» **Objective**
All of the data should be repeated exactly; pictures are not part of the copy.

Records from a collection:
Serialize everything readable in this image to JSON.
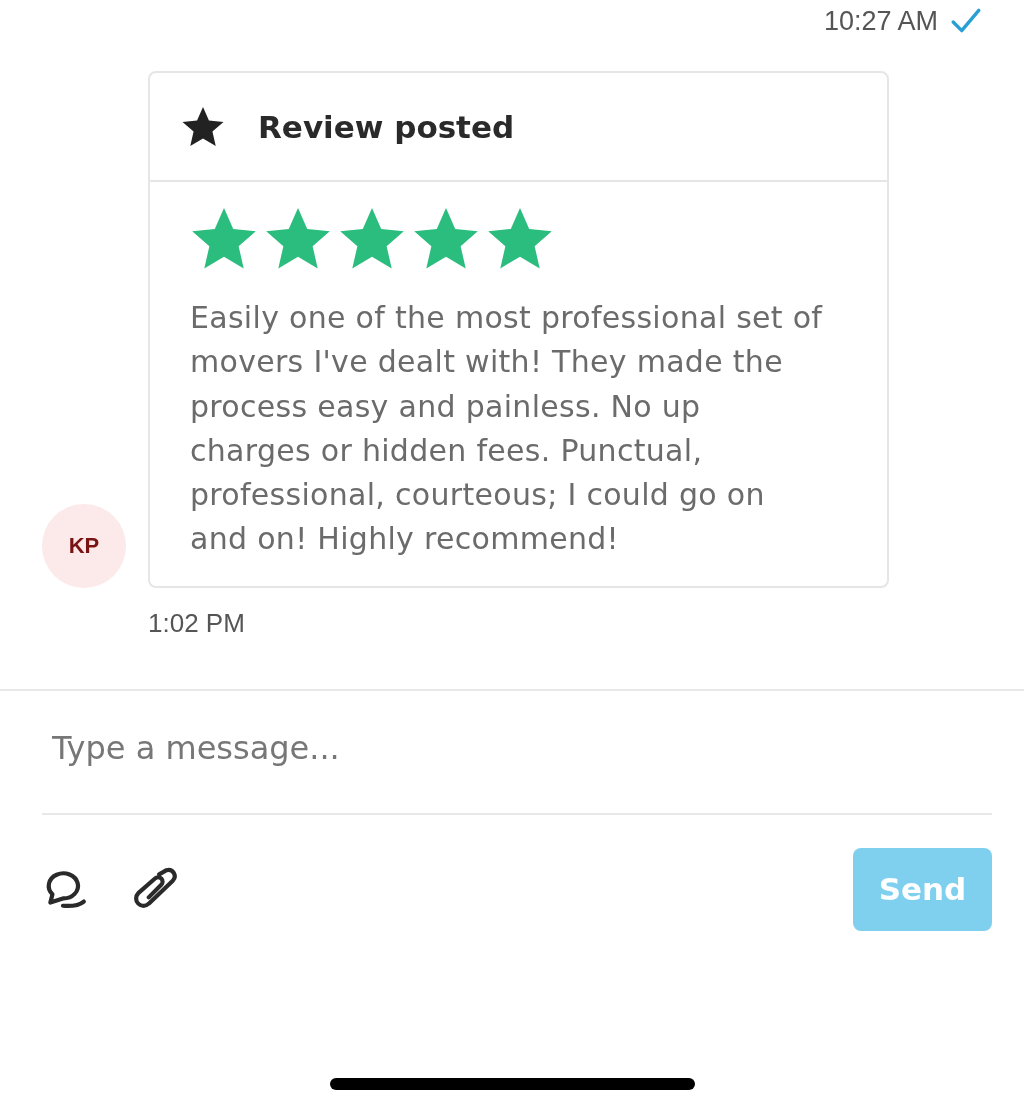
{
  "outgoing_message": {
    "time": "10:27 AM",
    "read": true
  },
  "review_message": {
    "avatar_initials": "KP",
    "title": "Review posted",
    "stars": 5,
    "text": "Easily one of the most professional set of movers I've dealt with! They made the process easy and painless. No up charges or hidden fees. Punctual, professional, courteous; I could go on and on! Highly recommend!",
    "time": "1:02 PM"
  },
  "composer": {
    "placeholder": "Type a message...",
    "send_button": {
      "label": "Send",
      "disabled": true
    }
  }
}
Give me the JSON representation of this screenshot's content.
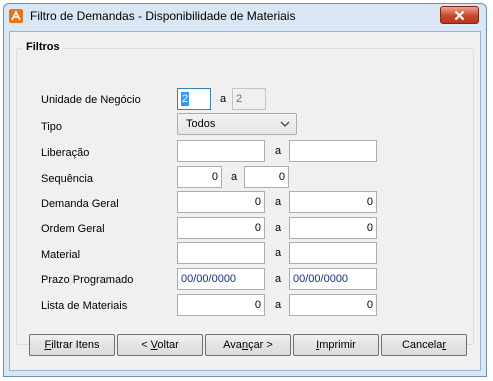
{
  "window": {
    "title": "Filtro de Demandas - Disponibilidade de Materiais",
    "close_glyph": "✕"
  },
  "filters": {
    "group_title": "Filtros",
    "separator": "a",
    "unidade": {
      "label": "Unidade de Negócio",
      "from": "2",
      "to": "2"
    },
    "tipo": {
      "label": "Tipo",
      "value": "Todos"
    },
    "liberacao": {
      "label": "Liberação",
      "from": "",
      "to": ""
    },
    "sequencia": {
      "label": "Sequência",
      "from": "0",
      "to": "0"
    },
    "demanda_geral": {
      "label": "Demanda Geral",
      "from": "0",
      "to": "0"
    },
    "ordem_geral": {
      "label": "Ordem Geral",
      "from": "0",
      "to": "0"
    },
    "material": {
      "label": "Material",
      "from": "",
      "to": ""
    },
    "prazo": {
      "label": "Prazo Programado",
      "from": "00/00/0000",
      "to": "00/00/0000"
    },
    "lista": {
      "label": "Lista de Materiais",
      "from": "0",
      "to": "0"
    }
  },
  "buttons": {
    "filtrar": {
      "mnemonic": "F",
      "rest": "iltrar Itens"
    },
    "voltar": {
      "pre": "< ",
      "mnemonic": "V",
      "rest": "oltar"
    },
    "avancar": {
      "pre": "Ava",
      "mnemonic": "n",
      "rest": "çar >"
    },
    "imprimir": {
      "mnemonic": "I",
      "rest": "mprimir"
    },
    "cancelar": {
      "pre": "Cancela",
      "mnemonic": "r",
      "rest": ""
    }
  },
  "colors": {
    "selection": "#3399ff",
    "date_text": "#1a2f7a",
    "close_button": "#c7472c"
  }
}
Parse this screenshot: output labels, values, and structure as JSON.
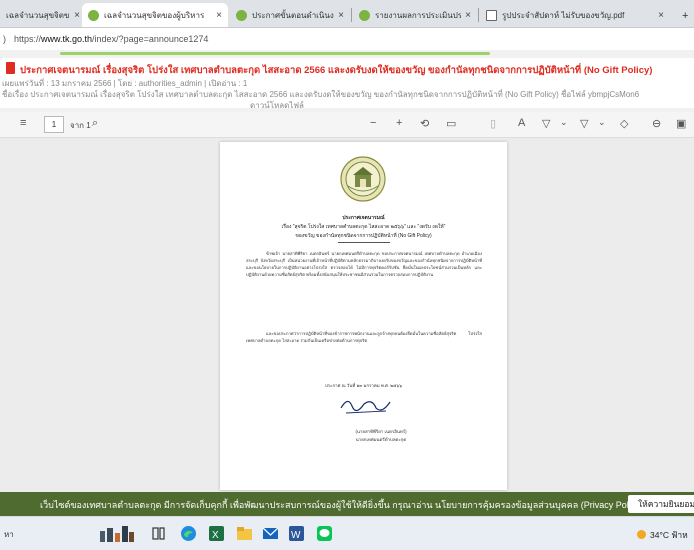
{
  "browser": {
    "tabs": [
      {
        "label": "เฉลจำนวนสุขจิตของผู้บริหาร",
        "color": "#7cb342",
        "active": false
      },
      {
        "label": "เฉลจำนวนสุขจิตของผู้บริหาร",
        "color": "#7cb342",
        "active": true
      },
      {
        "label": "ประกาศขั้นตอนดำเนินงาน ประจำปีงบประ",
        "color": "#7cb342",
        "active": false
      },
      {
        "label": "รายงานผลการประเมินประจำสัปดาห์ที่",
        "color": "#7cb342",
        "active": false
      },
      {
        "label": "รูปประจำสัปดาห์ ไม่รับของขวัญ.pdf",
        "color": "#ffffff",
        "active": false
      }
    ],
    "close_glyph": "×",
    "add_tab_glyph": "+",
    "url_prefix": "https://",
    "url_host": "www.tk.go.th",
    "url_path": "/index/?page=announce1274",
    "nav_fragment": ")"
  },
  "page": {
    "title": "ประกาศเจตนารมณ์ เรื่องสุจริต โปร่งใส เทศบาลตำบลตะกุด ไสสะอาด 2566 และงดรับงดให้ของขวัญ ของกำนัลทุกชนิดจากการปฏิบัติหน้าที่ (No Gift Policy)",
    "meta": "เผยแพร่วันที่ : 13 มกราคม 2566 | โดย : authorities_admin | เปิดอ่าน : 1",
    "desc": "ชื่อเรื่อง ประกาศเจตนารมณ์ เรื่องสุจริต โปร่งใส เทศบาลตำบลตะกุด ไสสะอาด 2566 และงดรับงดให้ของขวัญ ของกำนัลทุกชนิดจากการปฏิบัติหน้าที่ (No Gift Policy)    ชื่อไฟล์ ybmpjCsMon6",
    "desc2": "ดาวน์โหลดไฟล์"
  },
  "pdf_toolbar": {
    "menu_icon": "≡",
    "page_value": "1",
    "page_count": "จาก 1",
    "search_icon": "⌕",
    "zoom_out": "−",
    "zoom_in": "+",
    "tools": [
      "⟲",
      "▭",
      "▯",
      "A",
      "▽",
      "⌄",
      "▽",
      "⌄",
      "◇",
      "⊖",
      "▣"
    ]
  },
  "pdf_page": {
    "heading1": "ประกาศเจตนารมณ์",
    "heading2": "เรื่อง \"สุจริต โปร่งใส เทศบาลตำบลตะกุด ไสสะอาด ๒๕๖๖\" และ \"งดรับ งดให้\"",
    "heading3": "ของขวัญ ของกำนัลทุกชนิดจากการปฏิบัติหน้าที่ (No Gift Policy)",
    "para1": "ข้าพเจ้า นายสาทิพีริยา เนตรอินทร์ นายกเทศมนตรีตำบลตะกุด ขอประกาศเจตนารมณ์ เทศบาลตำบลตะกุด อำเภอเมืองสระบุรี จังหวัดสระบุรี เป็นหน่วยงานที่เจ้าหน้าที่ปฏิบัติตามหลักธรรมาภิบาลงดรับของขวัญและของกำนัลทุกชนิดจากการปฏิบัติหน้าที่ และขอนโยบายในการปฏิบัติงานอย่างโปร่งใส ตรวจสอบได้ ไม่มีการทุจริตคอร์รัปชัน ยึดมั่นในผลประโยชน์ส่วนรวมเป็นหลัก และปฏิบัติงานด้วยความซื่อสัตย์สุจริต พร้อมทั้งสนับสนุนให้ประชาชนมีส่วนร่วมในการตรวจสอบการปฏิบัติงาน",
    "para2": "และขอประกาศว่าการปฏิบัติหน้าที่ของข้าราชการพนักงานและลูกจ้างทุกคนต้องยึดมั่นในความซื่อสัตย์สุจริต โปร่งใส เทศบาลตำบลตะกุด ไสสะอาด ร่วมกันเป็นเครือข่ายต่อต้านการทุจริต",
    "date": "ประกาศ ณ วันที่ ๑๓ มกราคม พ.ศ. ๒๕๖๖",
    "signer_name": "(นายสาทิพีริยา เนตรอินทร์)",
    "signer_title": "นายกเทศมนตรีตำบลตะกุด"
  },
  "cookie": {
    "text": "เว็บไซต์ของเทศบาลตำบลตะกุด มีการจัดเก็บคุกกี้ เพื่อพัฒนาประสบการณ์ของผู้ใช้ให้ดียิ่งขึ้น กรุณาอ่าน นโยบายการคุ้มครองข้อมูลส่วนบุคคล (Privacy Policy)",
    "button": "ให้ความยินยอม"
  },
  "taskbar": {
    "search_fragment": "หา",
    "weather": "34°C ฟ้าห"
  }
}
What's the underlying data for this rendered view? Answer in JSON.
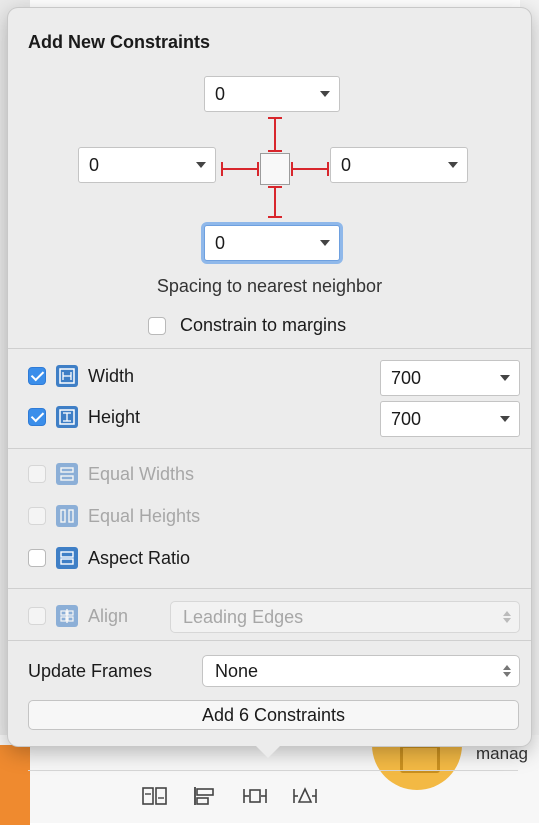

» **Response below**
Serialize everything readable in this image to JSON.
{
  "outgoing_message": {
    "time": "10:27 AM",
    "read": true
  },
  "review_message": {
    "avatar_initials": "KP",
    "title": "Review posted",
    "stars": 5,
    "text": "Easily one of the most professional set of movers I've dealt with! They made the process easy and painless. No up charges or hidden fees. Punctual, professional, courteous; I could go on and on! Highly recommend!",
    "time": "1:02 PM"
  },
  "composer": {
    "placeholder": "Type a message...",
    "send_button": {
      "label": "Send",
      "disabled": true
    }
  }
}
Give me the JSON representation of this screenshot's content.
{
  "window": {
    "title": "Filtro de Demandas - Disponibilidade de Materiais",
    "close_glyph": "✕"
  },
  "filters": {
    "group_title": "Filtros",
    "separator": "a",
    "unidade": {
      "label": "Unidade de Negócio",
      "from": "2",
      "to": "2"
    },
    "tipo": {
      "label": "Tipo",
      "value": "Todos"
    },
    "liberacao": {
      "label": "Liberação",
      "from": "",
      "to": ""
    },
    "sequencia": {
      "label": "Sequência",
      "from": "0",
      "to": "0"
    },
    "demanda_geral": {
      "label": "Demanda Geral",
      "from": "0",
      "to": "0"
    },
    "ordem_geral": {
      "label": "Ordem Geral",
      "from": "0",
      "to": "0"
    },
    "material": {
      "label": "Material",
      "from": "",
      "to": ""
    },
    "prazo": {
      "label": "Prazo Programado",
      "from": "00/00/0000",
      "to": "00/00/0000"
    },
    "lista": {
      "label": "Lista de Materiais",
      "from": "0",
      "to": "0"
    }
  },
  "buttons": {
    "filtrar": {
      "mnemonic": "F",
      "rest": "iltrar Itens"
    },
    "voltar": {
      "pre": "< ",
      "mnemonic": "V",
      "rest": "oltar"
    },
    "avancar": {
      "pre": "Ava",
      "mnemonic": "n",
      "rest": "çar >"
    },
    "imprimir": {
      "mnemonic": "I",
      "rest": "mprimir"
    },
    "cancelar": {
      "pre": "Cancela",
      "mnemonic": "r",
      "rest": ""
    }
  },
  "colors": {
    "selection": "#3399ff",
    "date_text": "#1a2f7a",
    "close_button": "#c7472c"
  }
}
Parse this screenshot: output labels, values, and structure as JSON.
{
  "browser": {
    "tabs": [
      {
        "label": "เฉลจำนวนสุขจิตของผู้บริหาร",
        "color": "#7cb342",
        "active": false
      },
      {
        "label": "เฉลจำนวนสุขจิตของผู้บริหาร",
        "color": "#7cb342",
        "active": true
      },
      {
        "label": "ประกาศขั้นตอนดำเนินงาน ประจำปีงบประ",
        "color": "#7cb342",
        "active": false
      },
      {
        "label": "รายงานผลการประเมินประจำสัปดาห์ที่",
        "color": "#7cb342",
        "active": false
      },
      {
        "label": "รูปประจำสัปดาห์ ไม่รับของขวัญ.pdf",
        "color": "#ffffff",
        "active": false
      }
    ],
    "close_glyph": "×",
    "add_tab_glyph": "+",
    "url_prefix": "https://",
    "url_host": "www.tk.go.th",
    "url_path": "/index/?page=announce1274",
    "nav_fragment": ")"
  },
  "page": {
    "title": "ประกาศเจตนารมณ์ เรื่องสุจริต โปร่งใส เทศบาลตำบลตะกุด ไสสะอาด 2566 และงดรับงดให้ของขวัญ ของกำนัลทุกชนิดจากการปฏิบัติหน้าที่ (No Gift Policy)",
    "meta": "เผยแพร่วันที่ : 13 มกราคม 2566 | โดย : authorities_admin | เปิดอ่าน : 1",
    "desc": "ชื่อเรื่อง ประกาศเจตนารมณ์ เรื่องสุจริต โปร่งใส เทศบาลตำบลตะกุด ไสสะอาด 2566 และงดรับงดให้ของขวัญ ของกำนัลทุกชนิดจากการปฏิบัติหน้าที่ (No Gift Policy)    ชื่อไฟล์ ybmpjCsMon6",
    "desc2": "ดาวน์โหลดไฟล์"
  },
  "pdf_toolbar": {
    "menu_icon": "≡",
    "page_value": "1",
    "page_count": "จาก 1",
    "search_icon": "⌕",
    "zoom_out": "−",
    "zoom_in": "+",
    "tools": [
      "⟲",
      "▭",
      "▯",
      "A",
      "▽",
      "⌄",
      "▽",
      "⌄",
      "◇",
      "⊖",
      "▣"
    ]
  },
  "pdf_page": {
    "heading1": "ประกาศเจตนารมณ์",
    "heading2": "เรื่อง \"สุจริต โปร่งใส เทศบาลตำบลตะกุด ไสสะอาด ๒๕๖๖\" และ \"งดรับ งดให้\"",
    "heading3": "ของขวัญ ของกำนัลทุกชนิดจากการปฏิบัติหน้าที่ (No Gift Policy)",
    "para1": "ข้าพเจ้า นายสาทิพีริยา เนตรอินทร์ นายกเทศมนตรีตำบลตะกุด ขอประกาศเจตนารมณ์ เทศบาลตำบลตะกุด อำเภอเมืองสระบุรี จังหวัดสระบุรี เป็นหน่วยงานที่เจ้าหน้าที่ปฏิบัติตามหลักธรรมาภิบาลงดรับของขวัญและของกำนัลทุกชนิดจากการปฏิบัติหน้าที่ และขอนโยบายในการปฏิบัติงานอย่างโปร่งใส ตรวจสอบได้ ไม่มีการทุจริตคอร์รัปชัน ยึดมั่นในผลประโยชน์ส่วนรวมเป็นหลัก และปฏิบัติงานด้วยความซื่อสัตย์สุจริต พร้อมทั้งสนับสนุนให้ประชาชนมีส่วนร่วมในการตรวจสอบการปฏิบัติงาน",
    "para2": "และขอประกาศว่าการปฏิบัติหน้าที่ของข้าราชการพนักงานและลูกจ้างทุกคนต้องยึดมั่นในความซื่อสัตย์สุจริต โปร่งใส เทศบาลตำบลตะกุด ไสสะอาด ร่วมกันเป็นเครือข่ายต่อต้านการทุจริต",
    "date": "ประกาศ ณ วันที่ ๑๓ มกราคม พ.ศ. ๒๕๖๖",
    "signer_name": "(นายสาทิพีริยา เนตรอินทร์)",
    "signer_title": "นายกเทศมนตรีตำบลตะกุด"
  },
  "cookie": {
    "text": "เว็บไซต์ของเทศบาลตำบลตะกุด มีการจัดเก็บคุกกี้ เพื่อพัฒนาประสบการณ์ของผู้ใช้ให้ดียิ่งขึ้น กรุณาอ่าน นโยบายการคุ้มครองข้อมูลส่วนบุคคล (Privacy Policy)",
    "button": "ให้ความยินยอม"
  },
  "taskbar": {
    "search_fragment": "หา",
    "weather": "34°C ฟ้าห"
  }
}
What's the underlying data for this rendered view? Answer in JSON.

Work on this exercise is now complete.